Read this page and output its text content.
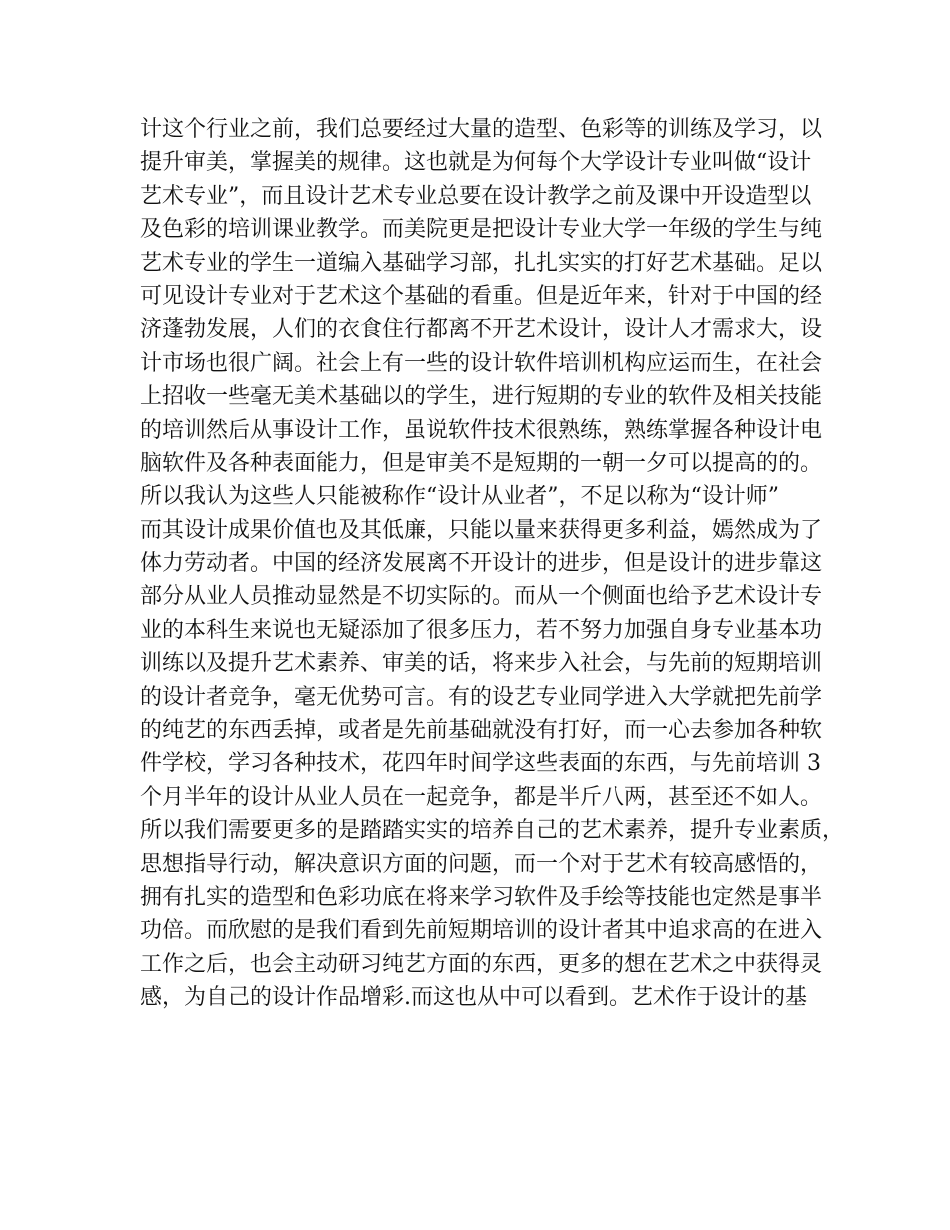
计这个行业之前，我们总要经过大量的造型、色彩等的训练及学习，以
提升审美，掌握美的规律。这也就是为何每个大学设计专业叫做“设计
艺术专业”，而且设计艺术专业总要在设计教学之前及课中开设造型以
及色彩的培训课业教学。而美院更是把设计专业大学一年级的学生与纯
艺术专业的学生一道编入基础学习部，扎扎实实的打好艺术基础。足以
可见设计专业对于艺术这个基础的看重。但是近年来，针对于中国的经
济蓬勃发展，人们的衣食住行都离不开艺术设计，设计人才需求大，设
计市场也很广阔。社会上有一些的设计软件培训机构应运而生，在社会
上招收一些毫无美术基础以的学生，进行短期的专业的软件及相关技能
的培训然后从事设计工作，虽说软件技术很熟练，熟练掌握各种设计电
脑软件及各种表面能力，但是审美不是短期的一朝一夕可以提高的的。
所以我认为这些人只能被称作“设计从业者”，不足以称为“设计师”
而其设计成果价值也及其低廉，只能以量来获得更多利益，嫣然成为了
体力劳动者。中国的经济发展离不开设计的进步，但是设计的进步靠这
部分从业人员推动显然是不切实际的。而从一个侧面也给予艺术设计专
业的本科生来说也无疑添加了很多压力，若不努力加强自身专业基本功
训练以及提升艺术素养、审美的话，将来步入社会，与先前的短期培训
的设计者竞争，毫无优势可言。有的设艺专业同学进入大学就把先前学
的纯艺的东西丢掉，或者是先前基础就没有打好，而一心去参加各种软
件学校，学习各种技术，花四年时间学这些表面的东西，与先前培训 3
个月半年的设计从业人员在一起竞争，都是半斤八两，甚至还不如人。
所以我们需要更多的是踏踏实实的培养自己的艺术素养，提升专业素质，
思想指导行动，解决意识方面的问题，而一个对于艺术有较高感悟的，
拥有扎实的造型和色彩功底在将来学习软件及手绘等技能也定然是事半
功倍。而欣慰的是我们看到先前短期培训的设计者其中追求高的在进入
工作之后，也会主动研习纯艺方面的东西，更多的想在艺术之中获得灵
感，为自己的设计作品增彩.而这也从中可以看到。艺术作于设计的基
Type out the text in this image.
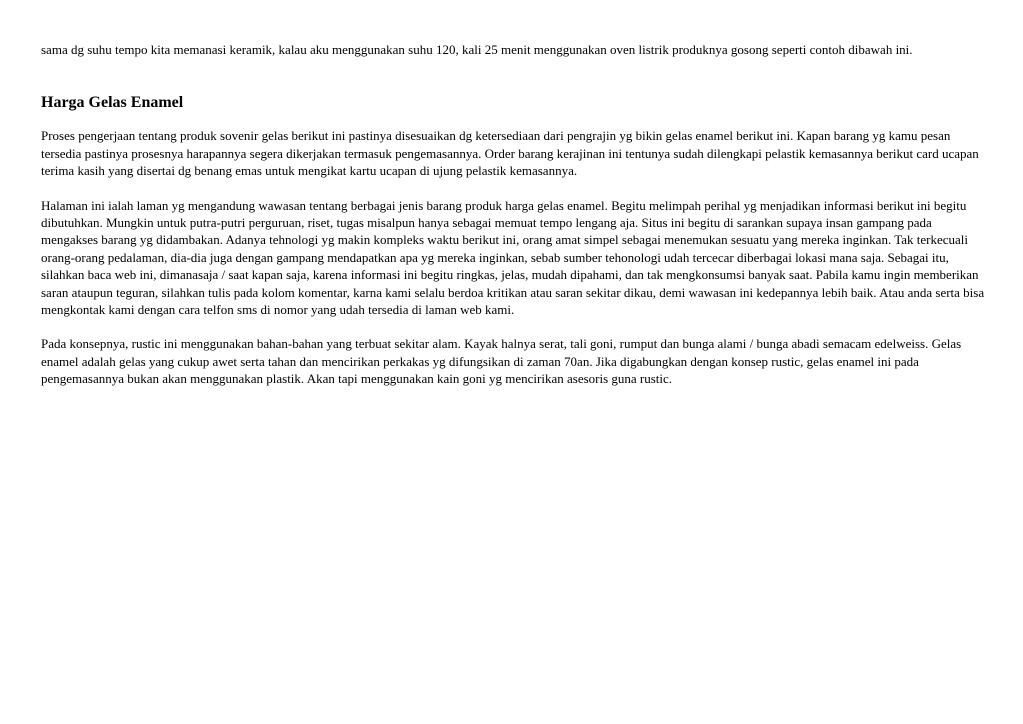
sama dg suhu tempo kita memanasi keramik, kalau aku menggunakan suhu 120, kali 25 menit menggunakan oven listrik produknya gosong seperti contoh dibawah ini.

Harga Gelas Enamel

Proses pengerjaan tentang produk sovenir gelas berikut ini pastinya disesuaikan dg ketersediaan dari pengrajin yg bikin gelas enamel berikut ini. Kapan barang yg kamu pesan tersedia pastinya prosesnya harapannya segera dikerjakan termasuk pengemasannya. Order barang kerajinan ini tentunya sudah dilengkapi pelastik kemasannya berikut card ucapan terima kasih yang disertai dg benang emas untuk mengikat kartu ucapan di ujung pelastik kemasannya.

Halaman ini ialah laman yg mengandung wawasan tentang berbagai jenis barang produk harga gelas enamel. Begitu melimpah perihal yg menjadikan informasi berikut ini begitu dibutuhkan. Mungkin untuk putra-putri perguruan, riset, tugas misalpun hanya sebagai memuat tempo lengang aja. Situs ini begitu di sarankan supaya insan gampang pada mengakses barang yg didambakan. Adanya tehnologi yg makin kompleks waktu berikut ini, orang amat simpel sebagai menemukan sesuatu yang mereka inginkan. Tak terkecuali orang-orang pedalaman, dia-dia juga dengan gampang mendapatkan apa yg mereka inginkan, sebab sumber tehonologi udah tercecar diberbagai lokasi mana saja. Sebagai itu, silahkan baca web ini, dimanasaja / saat kapan saja, karena informasi ini begitu ringkas, jelas, mudah dipahami, dan tak mengkonsumsi banyak saat. Pabila kamu ingin memberikan saran ataupun teguran, silahkan tulis pada kolom komentar, karna kami selalu berdoa kritikan atau saran sekitar dikau, demi wawasan ini kedepannya lebih baik. Atau anda serta bisa mengkontak kami dengan cara telfon sms di nomor yang udah tersedia di laman web kami.

Pada konsepnya, rustic ini menggunakan bahan-bahan yang terbuat sekitar alam. Kayak halnya serat, tali goni, rumput dan bunga alami / bunga abadi semacam edelweiss. Gelas enamel adalah gelas yang cukup awet serta tahan dan mencirikan perkakas yg difungsikan di zaman 70an. Jika digabungkan dengan konsep rustic, gelas enamel ini pada pengemasannya bukan akan menggunakan plastik. Akan tapi menggunakan kain goni yg mencirikan asesoris guna rustic.
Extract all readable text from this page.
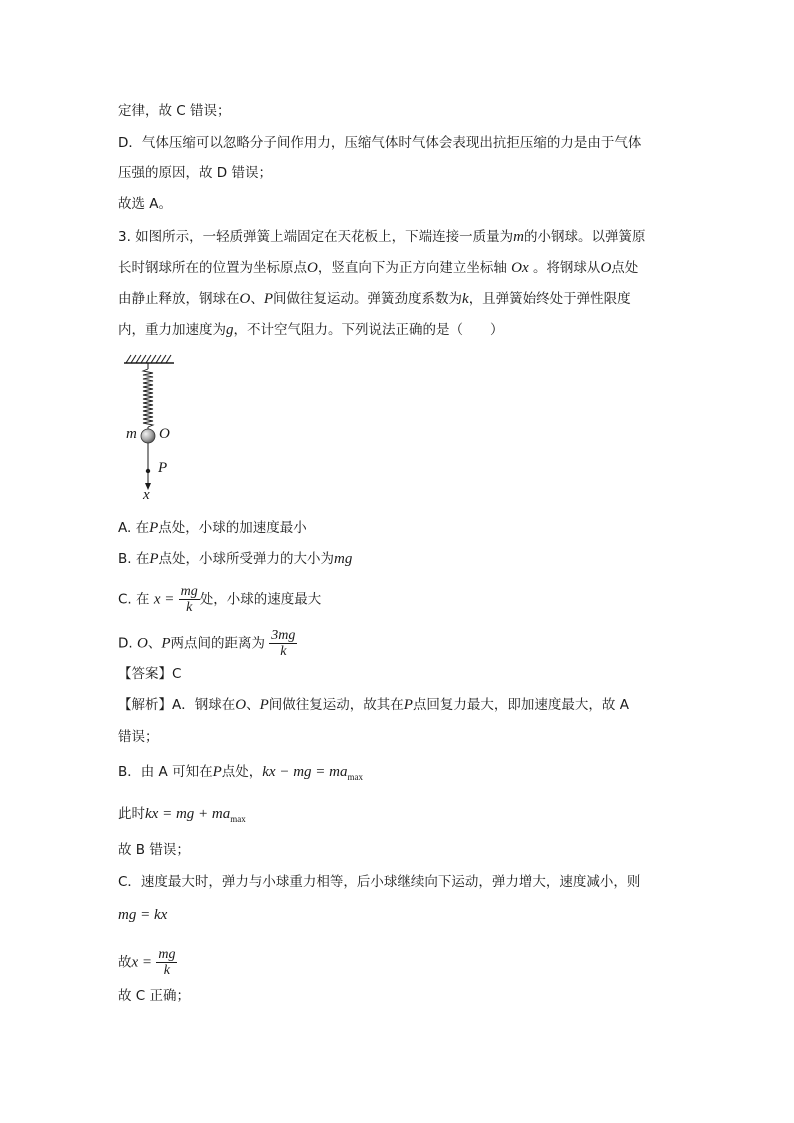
定律，故 C 错误；
D．气体压缩可以忽略分子间作用力，压缩气体时气体会表现出抗拒压缩的力是由于气体
压强的原因，故 D 错误；
故选 A。
3. 如图所示，一轻质弹簧上端固定在天花板上，下端连接一质量为m的小钢球。以弹簧原
长时钢球所在的位置为坐标原点O，竖直向下为正方向建立坐标轴 Ox 。将钢球从O点处
由静止释放，钢球在O、P间做往复运动。弹簧劲度系数为k，且弹簧始终处于弹性限度
内，重力加速度为g，不计空气阻力。下列说法正确的是（　　）
m O
P
x
A. 在P点处，小球的加速度最小
B. 在P点处，小球所受弹力的大小为mg
C. 在 $x = \frac{mg}{k}$ 处，小球的速度最大
D. O、P两点间的距离为 $\frac{3mg}{k}$
【答案】C
【解析】A．钢球在O、P间做往复运动，故其在P点回复力最大，即加速度最大，故 A
错误；
B．由 A 可知在P点处，kx − mg = $ma_{max}$
此时kx = mg + $ma_{max}$
故 B 错误；
C．速度最大时，弹力与小球重力相等，后小球继续向下运动，弹力增大，速度减小，则
mg = kx
故$x = \frac{mg}{k}$
故 C 正确；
•••
[Stated exercise]:
Set each line of the records down exactly, leaving every picture out.

[In response]:
Read this page and output its text content.
计这个行业之前，我们总要经过大量的造型、色彩等的训练及学习，以
提升审美，掌握美的规律。这也就是为何每个大学设计专业叫做“设计
艺术专业”，而且设计艺术专业总要在设计教学之前及课中开设造型以
及色彩的培训课业教学。而美院更是把设计专业大学一年级的学生与纯
艺术专业的学生一道编入基础学习部，扎扎实实的打好艺术基础。足以
可见设计专业对于艺术这个基础的看重。但是近年来，针对于中国的经
济蓬勃发展，人们的衣食住行都离不开艺术设计，设计人才需求大，设
计市场也很广阔。社会上有一些的设计软件培训机构应运而生，在社会
上招收一些毫无美术基础以的学生，进行短期的专业的软件及相关技能
的培训然后从事设计工作，虽说软件技术很熟练，熟练掌握各种设计电
脑软件及各种表面能力，但是审美不是短期的一朝一夕可以提高的的。
所以我认为这些人只能被称作“设计从业者”，不足以称为“设计师”
而其设计成果价值也及其低廉，只能以量来获得更多利益，嫣然成为了
体力劳动者。中国的经济发展离不开设计的进步，但是设计的进步靠这
部分从业人员推动显然是不切实际的。而从一个侧面也给予艺术设计专
业的本科生来说也无疑添加了很多压力，若不努力加强自身专业基本功
训练以及提升艺术素养、审美的话，将来步入社会，与先前的短期培训
的设计者竞争，毫无优势可言。有的设艺专业同学进入大学就把先前学
的纯艺的东西丢掉，或者是先前基础就没有打好，而一心去参加各种软
件学校，学习各种技术，花四年时间学这些表面的东西，与先前培训 3
个月半年的设计从业人员在一起竞争，都是半斤八两，甚至还不如人。
所以我们需要更多的是踏踏实实的培养自己的艺术素养，提升专业素质，
思想指导行动，解决意识方面的问题，而一个对于艺术有较高感悟的，
拥有扎实的造型和色彩功底在将来学习软件及手绘等技能也定然是事半
功倍。而欣慰的是我们看到先前短期培训的设计者其中追求高的在进入
工作之后，也会主动研习纯艺方面的东西，更多的想在艺术之中获得灵
感，为自己的设计作品增彩.而这也从中可以看到。艺术作于设计的基
Type out the text in this image.
sama dg suhu tempo kita memanasi keramik, kalau aku menggunakan suhu 120, kali 25 menit menggunakan oven listrik produknya gosong seperti contoh dibawah ini.

Harga Gelas Enamel

Proses pengerjaan tentang produk sovenir gelas berikut ini pastinya disesuaikan dg ketersediaan dari pengrajin yg bikin gelas enamel berikut ini. Kapan barang yg kamu pesan tersedia pastinya prosesnya harapannya segera dikerjakan termasuk pengemasannya. Order barang kerajinan ini tentunya sudah dilengkapi pelastik kemasannya berikut card ucapan terima kasih yang disertai dg benang emas untuk mengikat kartu ucapan di ujung pelastik kemasannya.

Halaman ini ialah laman yg mengandung wawasan tentang berbagai jenis barang produk harga gelas enamel. Begitu melimpah perihal yg menjadikan informasi berikut ini begitu dibutuhkan. Mungkin untuk putra-putri perguruan, riset, tugas misalpun hanya sebagai memuat tempo lengang aja. Situs ini begitu di sarankan supaya insan gampang pada mengakses barang yg didambakan. Adanya tehnologi yg makin kompleks waktu berikut ini, orang amat simpel sebagai menemukan sesuatu yang mereka inginkan. Tak terkecuali orang-orang pedalaman, dia-dia juga dengan gampang mendapatkan apa yg mereka inginkan, sebab sumber tehonologi udah tercecar diberbagai lokasi mana saja. Sebagai itu, silahkan baca web ini, dimanasaja / saat kapan saja, karena informasi ini begitu ringkas, jelas, mudah dipahami, dan tak mengkonsumsi banyak saat. Pabila kamu ingin memberikan saran ataupun teguran, silahkan tulis pada kolom komentar, karna kami selalu berdoa kritikan atau saran sekitar dikau, demi wawasan ini kedepannya lebih baik. Atau anda serta bisa mengkontak kami dengan cara telfon sms di nomor yang udah tersedia di laman web kami.

Pada konsepnya, rustic ini menggunakan bahan-bahan yang terbuat sekitar alam. Kayak halnya serat, tali goni, rumput dan bunga alami / bunga abadi semacam edelweiss. Gelas enamel adalah gelas yang cukup awet serta tahan dan mencirikan perkakas yg difungsikan di zaman 70an. Jika digabungkan dengan konsep rustic, gelas enamel ini pada pengemasannya bukan akan menggunakan plastik. Akan tapi menggunakan kain goni yg mencirikan asesoris guna rustic.
Extract all readable text from this page.
定律，故 C 错误；
D．气体压缩可以忽略分子间作用力，压缩气体时气体会表现出抗拒压缩的力是由于气体
压强的原因，故 D 错误；
故选 A。
3. 如图所示，一轻质弹簧上端固定在天花板上，下端连接一质量为m的小钢球。以弹簧原
长时钢球所在的位置为坐标原点O，竖直向下为正方向建立坐标轴 Ox 。将钢球从O点处
由静止释放，钢球在O、P间做往复运动。弹簧劲度系数为k，且弹簧始终处于弹性限度
内，重力加速度为g，不计空气阻力。下列说法正确的是（　　）
m O
P
x
A. 在P点处，小球的加速度最小
B. 在P点处，小球所受弹力的大小为mg
C. 在 $x = \frac{mg}{k}$ 处，小球的速度最大
D. O、P两点间的距离为 $\frac{3mg}{k}$
【答案】C
【解析】A．钢球在O、P间做往复运动，故其在P点回复力最大，即加速度最大，故 A
错误；
B．由 A 可知在P点处，kx − mg = $ma_{max}$
此时kx = mg + $ma_{max}$
故 B 错误；
C．速度最大时，弹力与小球重力相等，后小球继续向下运动，弹力增大，速度减小，则
mg = kx
故$x = \frac{mg}{k}$
故 C 正确；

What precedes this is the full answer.